*Your instructions*
Write out every entry exactly as it stands.

*Provided records*
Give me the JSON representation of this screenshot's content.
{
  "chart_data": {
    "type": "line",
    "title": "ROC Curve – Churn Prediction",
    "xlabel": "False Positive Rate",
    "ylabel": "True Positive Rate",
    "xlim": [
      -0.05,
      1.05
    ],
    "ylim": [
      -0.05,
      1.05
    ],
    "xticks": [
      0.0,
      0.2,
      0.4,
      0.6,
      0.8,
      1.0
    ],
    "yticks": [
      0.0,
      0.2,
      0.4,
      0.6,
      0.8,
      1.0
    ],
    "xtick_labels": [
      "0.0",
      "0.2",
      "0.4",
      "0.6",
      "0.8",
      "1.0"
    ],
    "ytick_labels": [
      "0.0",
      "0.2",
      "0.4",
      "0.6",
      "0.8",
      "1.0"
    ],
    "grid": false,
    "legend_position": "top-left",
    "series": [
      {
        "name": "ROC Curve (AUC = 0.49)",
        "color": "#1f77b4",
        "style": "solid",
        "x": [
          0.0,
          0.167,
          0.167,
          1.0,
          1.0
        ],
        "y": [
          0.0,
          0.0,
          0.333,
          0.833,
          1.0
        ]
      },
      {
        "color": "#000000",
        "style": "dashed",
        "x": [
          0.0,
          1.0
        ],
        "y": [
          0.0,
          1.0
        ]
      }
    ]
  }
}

*Answer*
Give me the JSON representation of this screenshot's content.
{
  "chart_data": {
    "type": "line",
    "title": "ROC Curve – Churn Prediction",
    "xlabel": "False Positive Rate",
    "ylabel": "True Positive Rate",
    "xlim": [
      -0.05,
      1.05
    ],
    "ylim": [
      -0.05,
      1.05
    ],
    "xticks": [
      0.0,
      0.2,
      0.4,
      0.6,
      0.8,
      1.0
    ],
    "yticks": [
      0.0,
      0.2,
      0.4,
      0.6,
      0.8,
      1.0
    ],
    "xtick_labels": [
      "0.0",
      "0.2",
      "0.4",
      "0.6",
      "0.8",
      "1.0"
    ],
    "ytick_labels": [
      "0.0",
      "0.2",
      "0.4",
      "0.6",
      "0.8",
      "1.0"
    ],
    "grid": false,
    "legend_position": "top-left",
    "series": [
      {
        "name": "ROC Curve (AUC = 0.49)",
        "color": "#1f77b4",
        "style": "solid",
        "x": [
          0.0,
          0.167,
          0.167,
          1.0,
          1.0
        ],
        "y": [
          0.0,
          0.0,
          0.333,
          0.833,
          1.0
        ]
      },
      {
        "color": "#000000",
        "style": "dashed",
        "x": [
          0.0,
          1.0
        ],
        "y": [
          0.0,
          1.0
        ]
      }
    ]
  }
}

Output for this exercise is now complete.